EXERCISE OBJECTIVE:
The records are to be restated in their entirety, word for word.

THE DATA:
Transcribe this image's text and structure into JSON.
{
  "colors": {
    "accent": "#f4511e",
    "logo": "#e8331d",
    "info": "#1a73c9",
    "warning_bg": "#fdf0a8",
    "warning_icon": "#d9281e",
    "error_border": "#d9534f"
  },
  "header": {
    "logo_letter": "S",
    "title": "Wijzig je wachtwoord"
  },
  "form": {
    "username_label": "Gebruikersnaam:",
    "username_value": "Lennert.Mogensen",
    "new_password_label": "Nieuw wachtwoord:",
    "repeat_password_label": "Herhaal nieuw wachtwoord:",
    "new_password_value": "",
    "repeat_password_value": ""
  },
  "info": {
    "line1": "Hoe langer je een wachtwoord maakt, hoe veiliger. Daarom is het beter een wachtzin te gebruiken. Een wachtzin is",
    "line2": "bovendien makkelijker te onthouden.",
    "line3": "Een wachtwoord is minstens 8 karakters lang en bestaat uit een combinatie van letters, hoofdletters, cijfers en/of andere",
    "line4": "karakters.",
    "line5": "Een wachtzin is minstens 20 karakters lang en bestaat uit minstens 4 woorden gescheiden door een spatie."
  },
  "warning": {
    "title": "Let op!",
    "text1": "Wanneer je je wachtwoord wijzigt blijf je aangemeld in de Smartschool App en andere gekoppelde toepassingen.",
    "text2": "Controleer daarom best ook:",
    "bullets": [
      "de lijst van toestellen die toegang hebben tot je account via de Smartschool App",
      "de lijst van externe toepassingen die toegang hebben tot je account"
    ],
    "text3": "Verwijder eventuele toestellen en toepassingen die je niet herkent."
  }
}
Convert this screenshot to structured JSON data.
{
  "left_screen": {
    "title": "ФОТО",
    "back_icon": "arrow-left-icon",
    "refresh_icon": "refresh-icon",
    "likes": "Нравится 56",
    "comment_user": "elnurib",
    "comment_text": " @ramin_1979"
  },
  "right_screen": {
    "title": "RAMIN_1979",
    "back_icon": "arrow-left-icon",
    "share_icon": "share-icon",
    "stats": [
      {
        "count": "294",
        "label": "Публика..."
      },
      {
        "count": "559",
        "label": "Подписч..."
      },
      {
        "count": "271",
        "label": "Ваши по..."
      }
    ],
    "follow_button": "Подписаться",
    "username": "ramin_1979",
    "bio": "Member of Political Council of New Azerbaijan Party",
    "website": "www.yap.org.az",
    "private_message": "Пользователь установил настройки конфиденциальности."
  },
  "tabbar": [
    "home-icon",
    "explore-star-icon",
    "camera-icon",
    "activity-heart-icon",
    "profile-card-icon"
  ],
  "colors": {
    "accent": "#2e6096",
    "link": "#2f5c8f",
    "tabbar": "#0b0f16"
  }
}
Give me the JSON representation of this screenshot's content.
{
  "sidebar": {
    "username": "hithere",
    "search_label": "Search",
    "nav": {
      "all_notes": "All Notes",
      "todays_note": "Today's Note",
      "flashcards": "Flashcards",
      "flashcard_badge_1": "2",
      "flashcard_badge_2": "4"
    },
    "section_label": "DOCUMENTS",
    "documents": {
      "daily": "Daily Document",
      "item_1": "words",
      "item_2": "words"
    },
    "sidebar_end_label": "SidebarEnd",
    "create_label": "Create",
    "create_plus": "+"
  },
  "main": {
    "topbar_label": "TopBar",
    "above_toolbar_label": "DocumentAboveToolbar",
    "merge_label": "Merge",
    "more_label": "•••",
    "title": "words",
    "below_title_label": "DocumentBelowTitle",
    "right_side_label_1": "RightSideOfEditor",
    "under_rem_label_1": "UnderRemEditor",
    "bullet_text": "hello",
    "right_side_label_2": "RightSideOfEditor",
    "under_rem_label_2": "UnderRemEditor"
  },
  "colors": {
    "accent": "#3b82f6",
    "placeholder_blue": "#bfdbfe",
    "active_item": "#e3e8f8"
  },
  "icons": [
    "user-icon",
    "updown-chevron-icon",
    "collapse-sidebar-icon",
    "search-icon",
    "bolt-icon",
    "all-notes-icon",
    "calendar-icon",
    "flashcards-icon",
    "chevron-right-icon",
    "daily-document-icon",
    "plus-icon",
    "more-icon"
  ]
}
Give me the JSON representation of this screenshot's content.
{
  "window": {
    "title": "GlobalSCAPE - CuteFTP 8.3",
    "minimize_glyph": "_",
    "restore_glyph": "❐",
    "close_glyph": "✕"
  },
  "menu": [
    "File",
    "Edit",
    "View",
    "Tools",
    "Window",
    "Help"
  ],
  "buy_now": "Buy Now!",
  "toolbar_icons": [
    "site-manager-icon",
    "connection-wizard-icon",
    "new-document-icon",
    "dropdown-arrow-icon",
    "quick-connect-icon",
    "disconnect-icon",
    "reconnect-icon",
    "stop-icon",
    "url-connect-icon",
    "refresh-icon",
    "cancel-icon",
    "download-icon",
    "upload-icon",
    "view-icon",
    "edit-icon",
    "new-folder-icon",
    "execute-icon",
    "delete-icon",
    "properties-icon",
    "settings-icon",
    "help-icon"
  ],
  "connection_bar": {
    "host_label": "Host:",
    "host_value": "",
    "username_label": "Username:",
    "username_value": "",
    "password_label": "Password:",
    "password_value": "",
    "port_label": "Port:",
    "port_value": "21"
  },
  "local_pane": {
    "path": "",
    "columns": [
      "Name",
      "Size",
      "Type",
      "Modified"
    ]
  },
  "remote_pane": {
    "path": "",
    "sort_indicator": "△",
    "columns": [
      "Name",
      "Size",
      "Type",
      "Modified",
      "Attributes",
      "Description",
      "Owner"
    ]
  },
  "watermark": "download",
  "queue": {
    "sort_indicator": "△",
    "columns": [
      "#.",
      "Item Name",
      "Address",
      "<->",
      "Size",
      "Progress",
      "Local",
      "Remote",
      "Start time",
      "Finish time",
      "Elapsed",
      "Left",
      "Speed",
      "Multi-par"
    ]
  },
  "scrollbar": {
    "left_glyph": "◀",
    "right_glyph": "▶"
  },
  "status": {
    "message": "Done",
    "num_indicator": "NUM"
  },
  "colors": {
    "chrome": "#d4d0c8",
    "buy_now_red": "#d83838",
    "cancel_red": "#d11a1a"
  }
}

RESPONSE TO THE EXERCISE:
Transcribe this image's text and structure into JSON.
{
  "colors": {
    "accent": "#f4511e",
    "logo": "#e8331d",
    "info": "#1a73c9",
    "warning_bg": "#fdf0a8",
    "warning_icon": "#d9281e",
    "error_border": "#d9534f"
  },
  "header": {
    "logo_letter": "S",
    "title": "Wijzig je wachtwoord"
  },
  "form": {
    "username_label": "Gebruikersnaam:",
    "username_value": "Lennert.Mogensen",
    "new_password_label": "Nieuw wachtwoord:",
    "repeat_password_label": "Herhaal nieuw wachtwoord:",
    "new_password_value": "",
    "repeat_password_value": ""
  },
  "info": {
    "line1": "Hoe langer je een wachtwoord maakt, hoe veiliger. Daarom is het beter een wachtzin te gebruiken. Een wachtzin is",
    "line2": "bovendien makkelijker te onthouden.",
    "line3": "Een wachtwoord is minstens 8 karakters lang en bestaat uit een combinatie van letters, hoofdletters, cijfers en/of andere",
    "line4": "karakters.",
    "line5": "Een wachtzin is minstens 20 karakters lang en bestaat uit minstens 4 woorden gescheiden door een spatie."
  },
  "warning": {
    "title": "Let op!",
    "text1": "Wanneer je je wachtwoord wijzigt blijf je aangemeld in de Smartschool App en andere gekoppelde toepassingen.",
    "text2": "Controleer daarom best ook:",
    "bullets": [
      "de lijst van toestellen die toegang hebben tot je account via de Smartschool App",
      "de lijst van externe toepassingen die toegang hebben tot je account"
    ],
    "text3": "Verwijder eventuele toestellen en toepassingen die je niet herkent."
  }
}
Convert this screenshot to structured JSON data.
{
  "left_screen": {
    "title": "ФОТО",
    "back_icon": "arrow-left-icon",
    "refresh_icon": "refresh-icon",
    "likes": "Нравится 56",
    "comment_user": "elnurib",
    "comment_text": " @ramin_1979"
  },
  "right_screen": {
    "title": "RAMIN_1979",
    "back_icon": "arrow-left-icon",
    "share_icon": "share-icon",
    "stats": [
      {
        "count": "294",
        "label": "Публика..."
      },
      {
        "count": "559",
        "label": "Подписч..."
      },
      {
        "count": "271",
        "label": "Ваши по..."
      }
    ],
    "follow_button": "Подписаться",
    "username": "ramin_1979",
    "bio": "Member of Political Council of New Azerbaijan Party",
    "website": "www.yap.org.az",
    "private_message": "Пользователь установил настройки конфиденциальности."
  },
  "tabbar": [
    "home-icon",
    "explore-star-icon",
    "camera-icon",
    "activity-heart-icon",
    "profile-card-icon"
  ],
  "colors": {
    "accent": "#2e6096",
    "link": "#2f5c8f",
    "tabbar": "#0b0f16"
  }
}
Give me the JSON representation of this screenshot's content.
{
  "sidebar": {
    "username": "hithere",
    "search_label": "Search",
    "nav": {
      "all_notes": "All Notes",
      "todays_note": "Today's Note",
      "flashcards": "Flashcards",
      "flashcard_badge_1": "2",
      "flashcard_badge_2": "4"
    },
    "section_label": "DOCUMENTS",
    "documents": {
      "daily": "Daily Document",
      "item_1": "words",
      "item_2": "words"
    },
    "sidebar_end_label": "SidebarEnd",
    "create_label": "Create",
    "create_plus": "+"
  },
  "main": {
    "topbar_label": "TopBar",
    "above_toolbar_label": "DocumentAboveToolbar",
    "merge_label": "Merge",
    "more_label": "•••",
    "title": "words",
    "below_title_label": "DocumentBelowTitle",
    "right_side_label_1": "RightSideOfEditor",
    "under_rem_label_1": "UnderRemEditor",
    "bullet_text": "hello",
    "right_side_label_2": "RightSideOfEditor",
    "under_rem_label_2": "UnderRemEditor"
  },
  "colors": {
    "accent": "#3b82f6",
    "placeholder_blue": "#bfdbfe",
    "active_item": "#e3e8f8"
  },
  "icons": [
    "user-icon",
    "updown-chevron-icon",
    "collapse-sidebar-icon",
    "search-icon",
    "bolt-icon",
    "all-notes-icon",
    "calendar-icon",
    "flashcards-icon",
    "chevron-right-icon",
    "daily-document-icon",
    "plus-icon",
    "more-icon"
  ]
}
Give me the JSON representation of this screenshot's content.
{
  "window": {
    "title": "GlobalSCAPE - CuteFTP 8.3",
    "minimize_glyph": "_",
    "restore_glyph": "❐",
    "close_glyph": "✕"
  },
  "menu": [
    "File",
    "Edit",
    "View",
    "Tools",
    "Window",
    "Help"
  ],
  "buy_now": "Buy Now!",
  "toolbar_icons": [
    "site-manager-icon",
    "connection-wizard-icon",
    "new-document-icon",
    "dropdown-arrow-icon",
    "quick-connect-icon",
    "disconnect-icon",
    "reconnect-icon",
    "stop-icon",
    "url-connect-icon",
    "refresh-icon",
    "cancel-icon",
    "download-icon",
    "upload-icon",
    "view-icon",
    "edit-icon",
    "new-folder-icon",
    "execute-icon",
    "delete-icon",
    "properties-icon",
    "settings-icon",
    "help-icon"
  ],
  "connection_bar": {
    "host_label": "Host:",
    "host_value": "",
    "username_label": "Username:",
    "username_value": "",
    "password_label": "Password:",
    "password_value": "",
    "port_label": "Port:",
    "port_value": "21"
  },
  "local_pane": {
    "path": "",
    "columns": [
      "Name",
      "Size",
      "Type",
      "Modified"
    ]
  },
  "remote_pane": {
    "path": "",
    "sort_indicator": "△",
    "columns": [
      "Name",
      "Size",
      "Type",
      "Modified",
      "Attributes",
      "Description",
      "Owner"
    ]
  },
  "watermark": "download",
  "queue": {
    "sort_indicator": "△",
    "columns": [
      "#.",
      "Item Name",
      "Address",
      "<->",
      "Size",
      "Progress",
      "Local",
      "Remote",
      "Start time",
      "Finish time",
      "Elapsed",
      "Left",
      "Speed",
      "Multi-par"
    ]
  },
  "scrollbar": {
    "left_glyph": "◀",
    "right_glyph": "▶"
  },
  "status": {
    "message": "Done",
    "num_indicator": "NUM"
  },
  "colors": {
    "chrome": "#d4d0c8",
    "buy_now_red": "#d83838",
    "cancel_red": "#d11a1a"
  }
}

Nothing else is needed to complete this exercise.